*Hedefler*:
[A] Din istismarcılarını konu alan metindeki şu cümleyi İngilizceye çevirin: “İşte sizin ümmetiniz bir tek ümmettir ve Ben de sizin Rabbinizim; öyleyse Benden korkup-sakının.”
[B] Din istismarcılarını konu alan metni son cümlesinden sonra devam ettirin.

*Verilen Metin*:
——

Din İstismarcıları ve BÜYÜK İSLAM İNKILÂBI!
Maalesef Allah’ın Dinini, kendi nefsi heves ve hedeflerine alet etmek, İslamiyet’in işine gelen kısmını alıp zoruna giden kısmını bırakarak istismara yönelmek oldukça yaygınlaşmıştır ve bu durum açık bir kaytarıcılık ve acı bir (hüsran) kayıptır. (Bak: Hacc: 11. Ayet) Bu yolla, Kur’an’i hükümlere bütünüyle teslim olmak ve yükümlülük almak yerine İslam’ı parçalara ayırıp kolayına gelen ve çıkarına uygun düşen kısımlarını öne çıkarmak, dinin diğer ahkâmını ve sorumluluklarını önemsiz hatta gereksiz ve artık geçersiz saymak gibi bir şaşkınlığa sapılmaktadır. (Bak: Hicr: 89-93) “İşte sizin ümmetiniz bir tek ümmettir ve Ben de sizin Rabbinizim; öyleyse Benden korkup-sakının.” “Ancak onlar, işlerini kendi aralarında (farklı) kitaplar halinde böldüler; her bir grup, kendi ellerinde olanla yetinip sevinmektedir.” “Artık sen onları, belli bir süreye kadar kendi gafletleri içinde bırak” (Mü’minun Suresi: 52-53-54) ayetleri bunların durumunu ve acı sonunu ne güzel anlatmaktadır. Böyleleri “Yoksa siz kitabın (Kur’an’ın) bir bölümüne inanıp da bir bölümünü inkâr mı ediyorsunuz?” (Bakara:85 ortası) ayetinin muhatabı durumundadır.

——

*Kayıtlı Veriler*:
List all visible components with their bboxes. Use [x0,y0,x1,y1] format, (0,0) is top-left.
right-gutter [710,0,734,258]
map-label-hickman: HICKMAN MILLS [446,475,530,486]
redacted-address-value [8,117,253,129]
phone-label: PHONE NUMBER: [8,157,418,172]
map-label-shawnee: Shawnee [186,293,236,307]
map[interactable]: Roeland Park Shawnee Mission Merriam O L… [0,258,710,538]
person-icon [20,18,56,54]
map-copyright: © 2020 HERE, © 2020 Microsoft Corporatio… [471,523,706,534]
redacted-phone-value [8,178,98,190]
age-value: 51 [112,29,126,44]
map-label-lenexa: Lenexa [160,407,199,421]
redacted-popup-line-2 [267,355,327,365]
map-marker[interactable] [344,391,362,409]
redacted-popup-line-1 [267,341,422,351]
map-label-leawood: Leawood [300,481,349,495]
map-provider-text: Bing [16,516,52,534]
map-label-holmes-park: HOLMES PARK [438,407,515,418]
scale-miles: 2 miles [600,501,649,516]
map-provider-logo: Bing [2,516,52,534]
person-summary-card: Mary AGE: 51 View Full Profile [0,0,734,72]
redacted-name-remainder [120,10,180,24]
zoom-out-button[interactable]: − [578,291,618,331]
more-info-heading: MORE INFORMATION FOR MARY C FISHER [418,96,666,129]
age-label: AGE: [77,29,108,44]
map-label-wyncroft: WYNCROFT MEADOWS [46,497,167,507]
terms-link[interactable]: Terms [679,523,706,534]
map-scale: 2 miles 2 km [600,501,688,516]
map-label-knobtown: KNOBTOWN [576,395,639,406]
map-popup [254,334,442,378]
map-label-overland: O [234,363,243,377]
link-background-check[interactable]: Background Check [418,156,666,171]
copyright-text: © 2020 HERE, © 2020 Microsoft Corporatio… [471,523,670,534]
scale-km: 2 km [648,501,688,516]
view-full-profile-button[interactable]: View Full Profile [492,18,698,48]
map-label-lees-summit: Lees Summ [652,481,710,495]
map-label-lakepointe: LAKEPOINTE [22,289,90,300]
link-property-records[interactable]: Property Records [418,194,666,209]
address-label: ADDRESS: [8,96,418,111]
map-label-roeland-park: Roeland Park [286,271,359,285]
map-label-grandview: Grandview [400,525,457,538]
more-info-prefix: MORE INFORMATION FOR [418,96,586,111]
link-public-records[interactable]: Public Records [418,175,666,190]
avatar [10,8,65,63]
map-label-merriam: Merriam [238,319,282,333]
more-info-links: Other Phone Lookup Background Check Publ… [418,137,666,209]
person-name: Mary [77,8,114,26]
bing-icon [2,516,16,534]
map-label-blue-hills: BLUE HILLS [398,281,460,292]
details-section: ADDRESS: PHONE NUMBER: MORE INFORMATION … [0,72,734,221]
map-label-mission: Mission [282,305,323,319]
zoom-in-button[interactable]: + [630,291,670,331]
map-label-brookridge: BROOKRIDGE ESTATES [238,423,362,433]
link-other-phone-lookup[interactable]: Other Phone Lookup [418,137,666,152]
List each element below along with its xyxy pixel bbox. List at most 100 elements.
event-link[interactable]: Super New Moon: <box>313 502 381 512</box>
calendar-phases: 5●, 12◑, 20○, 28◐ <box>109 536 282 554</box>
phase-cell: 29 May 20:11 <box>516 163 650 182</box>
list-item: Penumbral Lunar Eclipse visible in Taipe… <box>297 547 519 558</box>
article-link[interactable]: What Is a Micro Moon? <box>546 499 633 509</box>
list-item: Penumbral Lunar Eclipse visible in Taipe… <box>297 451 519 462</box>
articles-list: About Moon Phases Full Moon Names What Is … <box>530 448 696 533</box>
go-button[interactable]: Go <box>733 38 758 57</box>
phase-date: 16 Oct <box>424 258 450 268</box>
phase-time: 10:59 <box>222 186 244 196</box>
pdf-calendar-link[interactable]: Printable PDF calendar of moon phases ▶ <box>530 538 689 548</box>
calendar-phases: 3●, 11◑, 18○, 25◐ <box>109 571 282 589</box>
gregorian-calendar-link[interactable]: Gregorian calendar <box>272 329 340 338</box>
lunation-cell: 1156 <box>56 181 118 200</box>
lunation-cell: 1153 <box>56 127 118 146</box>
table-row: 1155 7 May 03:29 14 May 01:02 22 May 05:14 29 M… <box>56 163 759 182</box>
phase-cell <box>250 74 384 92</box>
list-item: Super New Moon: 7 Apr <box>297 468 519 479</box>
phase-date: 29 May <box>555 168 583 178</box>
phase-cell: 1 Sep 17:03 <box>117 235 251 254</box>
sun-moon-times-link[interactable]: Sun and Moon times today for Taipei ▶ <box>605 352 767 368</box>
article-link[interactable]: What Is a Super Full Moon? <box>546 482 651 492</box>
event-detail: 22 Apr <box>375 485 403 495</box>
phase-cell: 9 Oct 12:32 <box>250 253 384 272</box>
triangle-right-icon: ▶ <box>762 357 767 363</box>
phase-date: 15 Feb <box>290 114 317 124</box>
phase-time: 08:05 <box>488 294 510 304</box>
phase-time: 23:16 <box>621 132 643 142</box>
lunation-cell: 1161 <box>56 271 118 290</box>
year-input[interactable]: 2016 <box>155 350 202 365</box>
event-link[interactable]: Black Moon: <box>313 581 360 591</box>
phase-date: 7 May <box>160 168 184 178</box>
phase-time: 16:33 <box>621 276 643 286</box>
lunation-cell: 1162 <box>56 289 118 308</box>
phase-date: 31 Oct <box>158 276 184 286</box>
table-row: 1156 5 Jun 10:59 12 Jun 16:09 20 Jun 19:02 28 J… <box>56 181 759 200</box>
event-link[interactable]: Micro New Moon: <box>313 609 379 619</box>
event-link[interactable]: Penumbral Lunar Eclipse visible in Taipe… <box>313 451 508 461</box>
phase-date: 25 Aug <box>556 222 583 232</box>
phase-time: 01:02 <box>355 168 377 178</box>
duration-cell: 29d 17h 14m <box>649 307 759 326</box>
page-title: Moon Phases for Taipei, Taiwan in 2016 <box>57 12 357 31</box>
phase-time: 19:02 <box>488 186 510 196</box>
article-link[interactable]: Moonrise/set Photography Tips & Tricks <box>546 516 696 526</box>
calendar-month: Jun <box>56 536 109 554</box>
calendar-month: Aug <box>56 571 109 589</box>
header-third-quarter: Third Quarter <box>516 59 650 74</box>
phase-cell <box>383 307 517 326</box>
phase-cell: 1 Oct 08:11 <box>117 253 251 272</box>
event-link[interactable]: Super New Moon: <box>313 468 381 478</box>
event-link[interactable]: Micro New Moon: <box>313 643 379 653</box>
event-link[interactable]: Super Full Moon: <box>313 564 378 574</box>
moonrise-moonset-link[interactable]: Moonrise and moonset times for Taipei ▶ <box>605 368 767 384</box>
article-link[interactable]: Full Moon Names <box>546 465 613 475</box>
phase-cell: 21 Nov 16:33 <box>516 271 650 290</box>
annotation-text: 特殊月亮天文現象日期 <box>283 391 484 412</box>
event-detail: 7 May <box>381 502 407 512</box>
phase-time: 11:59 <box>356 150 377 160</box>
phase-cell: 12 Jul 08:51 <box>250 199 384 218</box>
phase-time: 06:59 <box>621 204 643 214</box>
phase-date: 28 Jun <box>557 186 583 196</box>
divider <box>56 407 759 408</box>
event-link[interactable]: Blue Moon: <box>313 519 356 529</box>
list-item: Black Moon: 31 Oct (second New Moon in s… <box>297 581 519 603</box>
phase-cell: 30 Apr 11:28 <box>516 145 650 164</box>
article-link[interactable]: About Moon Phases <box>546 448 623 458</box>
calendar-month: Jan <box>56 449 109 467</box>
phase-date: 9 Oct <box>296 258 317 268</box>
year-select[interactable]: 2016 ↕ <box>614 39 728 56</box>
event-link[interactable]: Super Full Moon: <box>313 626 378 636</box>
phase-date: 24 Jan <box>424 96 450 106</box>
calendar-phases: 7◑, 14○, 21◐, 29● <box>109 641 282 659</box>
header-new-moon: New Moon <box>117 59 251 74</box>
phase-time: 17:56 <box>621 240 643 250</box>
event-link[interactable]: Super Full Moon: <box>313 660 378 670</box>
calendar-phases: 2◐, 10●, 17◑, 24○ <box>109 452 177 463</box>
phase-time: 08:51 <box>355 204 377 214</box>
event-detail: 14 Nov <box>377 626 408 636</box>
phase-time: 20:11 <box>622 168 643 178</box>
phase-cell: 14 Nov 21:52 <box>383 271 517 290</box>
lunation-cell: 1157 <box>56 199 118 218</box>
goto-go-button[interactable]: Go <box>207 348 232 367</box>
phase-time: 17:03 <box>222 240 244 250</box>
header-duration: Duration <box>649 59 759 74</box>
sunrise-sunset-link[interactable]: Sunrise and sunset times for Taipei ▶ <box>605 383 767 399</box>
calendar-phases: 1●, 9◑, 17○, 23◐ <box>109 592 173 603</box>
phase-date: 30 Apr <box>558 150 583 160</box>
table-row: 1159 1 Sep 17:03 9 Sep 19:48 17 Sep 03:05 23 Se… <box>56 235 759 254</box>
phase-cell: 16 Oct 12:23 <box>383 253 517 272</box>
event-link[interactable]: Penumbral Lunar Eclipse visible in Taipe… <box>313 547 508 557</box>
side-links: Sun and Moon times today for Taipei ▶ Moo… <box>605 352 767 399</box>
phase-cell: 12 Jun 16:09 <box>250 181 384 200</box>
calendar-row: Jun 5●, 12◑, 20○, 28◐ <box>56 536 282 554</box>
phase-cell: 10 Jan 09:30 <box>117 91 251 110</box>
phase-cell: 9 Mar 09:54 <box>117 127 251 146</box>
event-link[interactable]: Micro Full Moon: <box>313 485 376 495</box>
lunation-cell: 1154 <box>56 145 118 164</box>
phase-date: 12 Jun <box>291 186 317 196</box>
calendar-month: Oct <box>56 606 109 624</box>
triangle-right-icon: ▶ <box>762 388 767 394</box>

——

*Yanıtlar*:
[A] Indeed, this community of yours is one single community, and I am your Lord; so fear Me and guard yourselves against Me.

[B]
Risale-i Nur kaynaklı iman hakikatleri ve ibadet disiplini temelinde, çeşitli kademelerde eğitim-öğretim hizmetlerine ağırlık veren Fetullah Gülen Cemaati, maalesef “Ilımlı İslam” kılıflı “Şeriatsız ve Cihatsız Din” uydurmak, Diyalog safsatasıyla Yahudi ve Hıristiyanların Siyonist ve emperyalist zulüm hâkimiyetlerine razı ve hizmetkâr olmak suretiyle Hakkı çarpıtmakta ve insanları saptırmaktadır. Bir zamanlar Radikal Şeriatçı geçinen şimdi çoğu AKP yandaşı İslamcı gruplar, AB himayesinde ve ABD-İsrail güdümünde huzur aramakta; faizi, fuhşu, kumarı mubah sayan batıl ve bozuk bir sistem içinde şekilci ve gelenekçi bir dindarlıkla kendilerini avutmakta ve halkımızı oyalamaktadır.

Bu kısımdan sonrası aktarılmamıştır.